╭─ INFORMATION GIVEN

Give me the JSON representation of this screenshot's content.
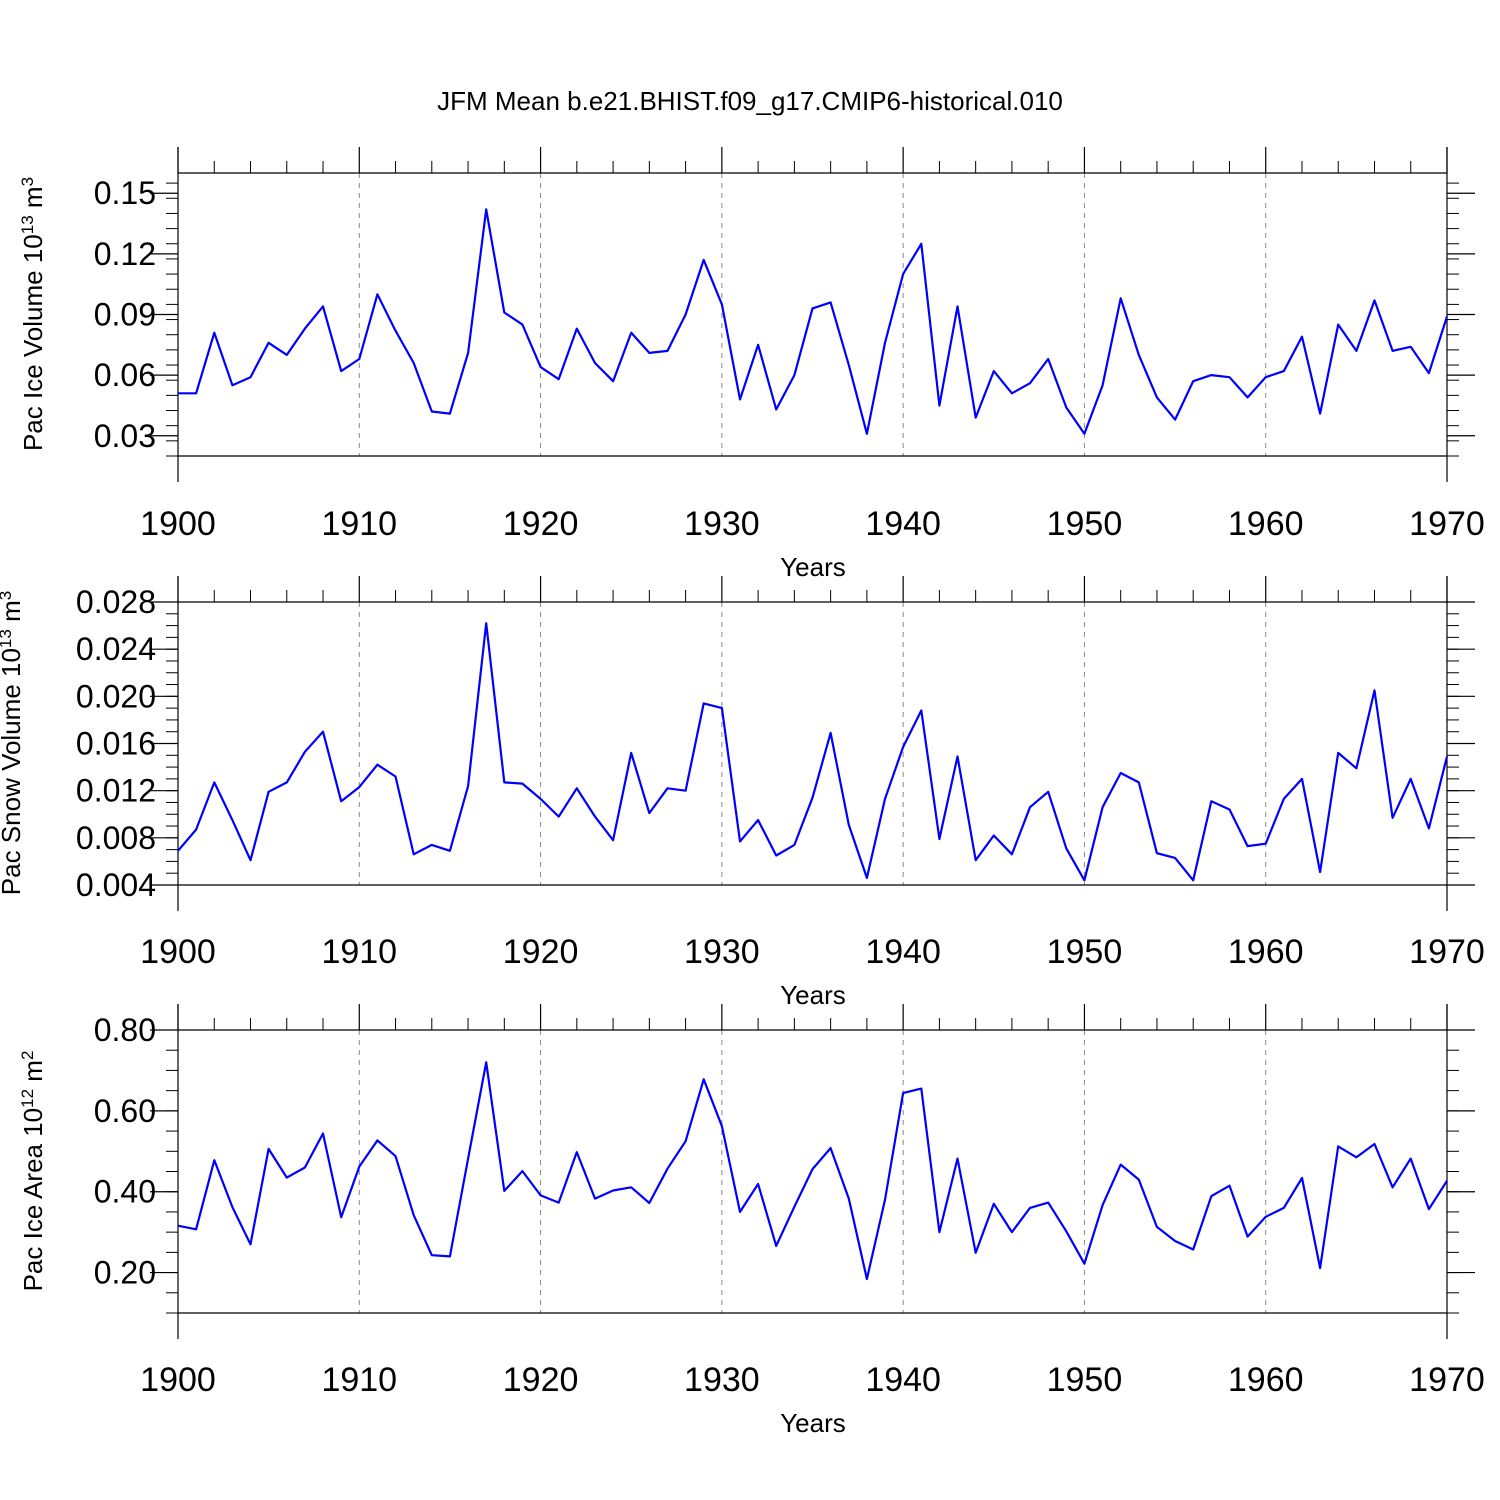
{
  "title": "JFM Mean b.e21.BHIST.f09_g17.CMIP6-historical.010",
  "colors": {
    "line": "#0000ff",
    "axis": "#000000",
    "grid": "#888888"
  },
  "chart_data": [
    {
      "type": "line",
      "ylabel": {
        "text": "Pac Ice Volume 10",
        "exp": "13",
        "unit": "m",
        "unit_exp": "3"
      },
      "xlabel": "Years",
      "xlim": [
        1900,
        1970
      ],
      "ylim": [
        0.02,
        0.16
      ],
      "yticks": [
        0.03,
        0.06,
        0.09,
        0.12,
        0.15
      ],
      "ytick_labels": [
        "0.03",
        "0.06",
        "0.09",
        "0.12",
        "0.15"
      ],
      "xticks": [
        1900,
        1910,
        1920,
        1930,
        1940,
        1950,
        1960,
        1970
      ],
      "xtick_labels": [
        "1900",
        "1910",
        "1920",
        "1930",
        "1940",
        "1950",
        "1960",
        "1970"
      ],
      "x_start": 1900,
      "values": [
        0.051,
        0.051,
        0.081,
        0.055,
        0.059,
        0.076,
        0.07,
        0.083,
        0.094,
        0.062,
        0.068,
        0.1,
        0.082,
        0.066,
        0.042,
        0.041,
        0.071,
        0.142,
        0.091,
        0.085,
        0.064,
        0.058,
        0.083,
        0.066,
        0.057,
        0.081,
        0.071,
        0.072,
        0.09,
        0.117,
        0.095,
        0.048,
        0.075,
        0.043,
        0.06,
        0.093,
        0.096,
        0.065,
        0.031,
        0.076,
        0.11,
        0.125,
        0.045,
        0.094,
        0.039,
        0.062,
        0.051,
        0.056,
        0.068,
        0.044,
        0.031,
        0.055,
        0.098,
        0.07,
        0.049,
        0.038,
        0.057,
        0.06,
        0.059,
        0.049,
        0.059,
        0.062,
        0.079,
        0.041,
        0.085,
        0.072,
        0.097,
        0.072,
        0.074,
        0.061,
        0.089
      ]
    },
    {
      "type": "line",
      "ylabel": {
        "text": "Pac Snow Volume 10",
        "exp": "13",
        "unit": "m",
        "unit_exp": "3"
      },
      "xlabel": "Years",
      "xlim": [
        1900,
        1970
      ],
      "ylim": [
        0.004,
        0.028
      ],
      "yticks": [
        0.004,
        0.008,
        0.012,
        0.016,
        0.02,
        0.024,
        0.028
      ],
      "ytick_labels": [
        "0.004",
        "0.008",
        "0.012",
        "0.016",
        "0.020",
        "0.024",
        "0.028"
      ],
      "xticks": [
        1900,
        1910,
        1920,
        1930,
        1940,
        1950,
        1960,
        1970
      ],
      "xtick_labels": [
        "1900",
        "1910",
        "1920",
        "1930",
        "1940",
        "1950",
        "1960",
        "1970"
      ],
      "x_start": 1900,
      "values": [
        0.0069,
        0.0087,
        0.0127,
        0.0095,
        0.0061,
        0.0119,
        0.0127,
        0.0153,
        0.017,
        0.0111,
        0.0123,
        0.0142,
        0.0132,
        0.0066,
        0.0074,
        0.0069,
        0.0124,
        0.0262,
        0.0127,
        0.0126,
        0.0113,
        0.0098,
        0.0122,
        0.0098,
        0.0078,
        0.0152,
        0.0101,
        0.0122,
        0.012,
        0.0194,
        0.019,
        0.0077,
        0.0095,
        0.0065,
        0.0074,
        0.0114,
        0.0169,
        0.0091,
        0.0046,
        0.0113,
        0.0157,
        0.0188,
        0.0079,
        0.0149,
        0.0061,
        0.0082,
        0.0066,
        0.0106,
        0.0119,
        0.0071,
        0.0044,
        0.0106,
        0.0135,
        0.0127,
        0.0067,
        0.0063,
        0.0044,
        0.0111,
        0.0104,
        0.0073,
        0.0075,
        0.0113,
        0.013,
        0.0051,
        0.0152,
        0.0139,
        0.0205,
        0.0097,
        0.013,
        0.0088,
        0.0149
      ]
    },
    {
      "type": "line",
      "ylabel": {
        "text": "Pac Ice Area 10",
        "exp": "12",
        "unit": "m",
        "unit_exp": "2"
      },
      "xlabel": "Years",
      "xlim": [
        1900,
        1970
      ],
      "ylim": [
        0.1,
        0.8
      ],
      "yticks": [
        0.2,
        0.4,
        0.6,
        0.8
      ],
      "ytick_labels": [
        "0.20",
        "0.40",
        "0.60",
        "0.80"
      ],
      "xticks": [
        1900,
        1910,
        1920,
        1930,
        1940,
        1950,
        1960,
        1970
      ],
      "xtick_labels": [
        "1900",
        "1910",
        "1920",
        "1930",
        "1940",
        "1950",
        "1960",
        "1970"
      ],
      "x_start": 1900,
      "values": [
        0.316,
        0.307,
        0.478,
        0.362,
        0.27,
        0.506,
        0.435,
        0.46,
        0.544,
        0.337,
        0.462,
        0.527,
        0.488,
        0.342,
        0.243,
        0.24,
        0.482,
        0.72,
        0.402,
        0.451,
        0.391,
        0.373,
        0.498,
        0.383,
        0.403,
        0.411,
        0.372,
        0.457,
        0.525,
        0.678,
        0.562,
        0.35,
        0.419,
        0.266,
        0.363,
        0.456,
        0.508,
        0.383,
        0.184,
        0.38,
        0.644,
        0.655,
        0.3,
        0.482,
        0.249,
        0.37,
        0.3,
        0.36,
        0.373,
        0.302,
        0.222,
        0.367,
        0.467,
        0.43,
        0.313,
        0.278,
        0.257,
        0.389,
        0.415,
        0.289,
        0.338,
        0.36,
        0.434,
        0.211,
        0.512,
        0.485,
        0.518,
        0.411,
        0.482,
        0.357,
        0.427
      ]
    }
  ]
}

╰─

**EXERCISE DESCRIPTION**
Images should not appear in the copy; retype the listing above exactly.

**RESPONSE BELOW**
Give me the JSON representation of this screenshot's content.
{
  "title": "JFM Mean b.e21.BHIST.f09_g17.CMIP6-historical.010",
  "colors": {
    "line": "#0000ff",
    "axis": "#000000",
    "grid": "#888888"
  },
  "chart_data": [
    {
      "type": "line",
      "ylabel": {
        "text": "Pac Ice Volume 10",
        "exp": "13",
        "unit": "m",
        "unit_exp": "3"
      },
      "xlabel": "Years",
      "xlim": [
        1900,
        1970
      ],
      "ylim": [
        0.02,
        0.16
      ],
      "yticks": [
        0.03,
        0.06,
        0.09,
        0.12,
        0.15
      ],
      "ytick_labels": [
        "0.03",
        "0.06",
        "0.09",
        "0.12",
        "0.15"
      ],
      "xticks": [
        1900,
        1910,
        1920,
        1930,
        1940,
        1950,
        1960,
        1970
      ],
      "xtick_labels": [
        "1900",
        "1910",
        "1920",
        "1930",
        "1940",
        "1950",
        "1960",
        "1970"
      ],
      "x_start": 1900,
      "values": [
        0.051,
        0.051,
        0.081,
        0.055,
        0.059,
        0.076,
        0.07,
        0.083,
        0.094,
        0.062,
        0.068,
        0.1,
        0.082,
        0.066,
        0.042,
        0.041,
        0.071,
        0.142,
        0.091,
        0.085,
        0.064,
        0.058,
        0.083,
        0.066,
        0.057,
        0.081,
        0.071,
        0.072,
        0.09,
        0.117,
        0.095,
        0.048,
        0.075,
        0.043,
        0.06,
        0.093,
        0.096,
        0.065,
        0.031,
        0.076,
        0.11,
        0.125,
        0.045,
        0.094,
        0.039,
        0.062,
        0.051,
        0.056,
        0.068,
        0.044,
        0.031,
        0.055,
        0.098,
        0.07,
        0.049,
        0.038,
        0.057,
        0.06,
        0.059,
        0.049,
        0.059,
        0.062,
        0.079,
        0.041,
        0.085,
        0.072,
        0.097,
        0.072,
        0.074,
        0.061,
        0.089
      ]
    },
    {
      "type": "line",
      "ylabel": {
        "text": "Pac Snow Volume 10",
        "exp": "13",
        "unit": "m",
        "unit_exp": "3"
      },
      "xlabel": "Years",
      "xlim": [
        1900,
        1970
      ],
      "ylim": [
        0.004,
        0.028
      ],
      "yticks": [
        0.004,
        0.008,
        0.012,
        0.016,
        0.02,
        0.024,
        0.028
      ],
      "ytick_labels": [
        "0.004",
        "0.008",
        "0.012",
        "0.016",
        "0.020",
        "0.024",
        "0.028"
      ],
      "xticks": [
        1900,
        1910,
        1920,
        1930,
        1940,
        1950,
        1960,
        1970
      ],
      "xtick_labels": [
        "1900",
        "1910",
        "1920",
        "1930",
        "1940",
        "1950",
        "1960",
        "1970"
      ],
      "x_start": 1900,
      "values": [
        0.0069,
        0.0087,
        0.0127,
        0.0095,
        0.0061,
        0.0119,
        0.0127,
        0.0153,
        0.017,
        0.0111,
        0.0123,
        0.0142,
        0.0132,
        0.0066,
        0.0074,
        0.0069,
        0.0124,
        0.0262,
        0.0127,
        0.0126,
        0.0113,
        0.0098,
        0.0122,
        0.0098,
        0.0078,
        0.0152,
        0.0101,
        0.0122,
        0.012,
        0.0194,
        0.019,
        0.0077,
        0.0095,
        0.0065,
        0.0074,
        0.0114,
        0.0169,
        0.0091,
        0.0046,
        0.0113,
        0.0157,
        0.0188,
        0.0079,
        0.0149,
        0.0061,
        0.0082,
        0.0066,
        0.0106,
        0.0119,
        0.0071,
        0.0044,
        0.0106,
        0.0135,
        0.0127,
        0.0067,
        0.0063,
        0.0044,
        0.0111,
        0.0104,
        0.0073,
        0.0075,
        0.0113,
        0.013,
        0.0051,
        0.0152,
        0.0139,
        0.0205,
        0.0097,
        0.013,
        0.0088,
        0.0149
      ]
    },
    {
      "type": "line",
      "ylabel": {
        "text": "Pac Ice Area 10",
        "exp": "12",
        "unit": "m",
        "unit_exp": "2"
      },
      "xlabel": "Years",
      "xlim": [
        1900,
        1970
      ],
      "ylim": [
        0.1,
        0.8
      ],
      "yticks": [
        0.2,
        0.4,
        0.6,
        0.8
      ],
      "ytick_labels": [
        "0.20",
        "0.40",
        "0.60",
        "0.80"
      ],
      "xticks": [
        1900,
        1910,
        1920,
        1930,
        1940,
        1950,
        1960,
        1970
      ],
      "xtick_labels": [
        "1900",
        "1910",
        "1920",
        "1930",
        "1940",
        "1950",
        "1960",
        "1970"
      ],
      "x_start": 1900,
      "values": [
        0.316,
        0.307,
        0.478,
        0.362,
        0.27,
        0.506,
        0.435,
        0.46,
        0.544,
        0.337,
        0.462,
        0.527,
        0.488,
        0.342,
        0.243,
        0.24,
        0.482,
        0.72,
        0.402,
        0.451,
        0.391,
        0.373,
        0.498,
        0.383,
        0.403,
        0.411,
        0.372,
        0.457,
        0.525,
        0.678,
        0.562,
        0.35,
        0.419,
        0.266,
        0.363,
        0.456,
        0.508,
        0.383,
        0.184,
        0.38,
        0.644,
        0.655,
        0.3,
        0.482,
        0.249,
        0.37,
        0.3,
        0.36,
        0.373,
        0.302,
        0.222,
        0.367,
        0.467,
        0.43,
        0.313,
        0.278,
        0.257,
        0.389,
        0.415,
        0.289,
        0.338,
        0.36,
        0.434,
        0.211,
        0.512,
        0.485,
        0.518,
        0.411,
        0.482,
        0.357,
        0.427
      ]
    }
  ]
}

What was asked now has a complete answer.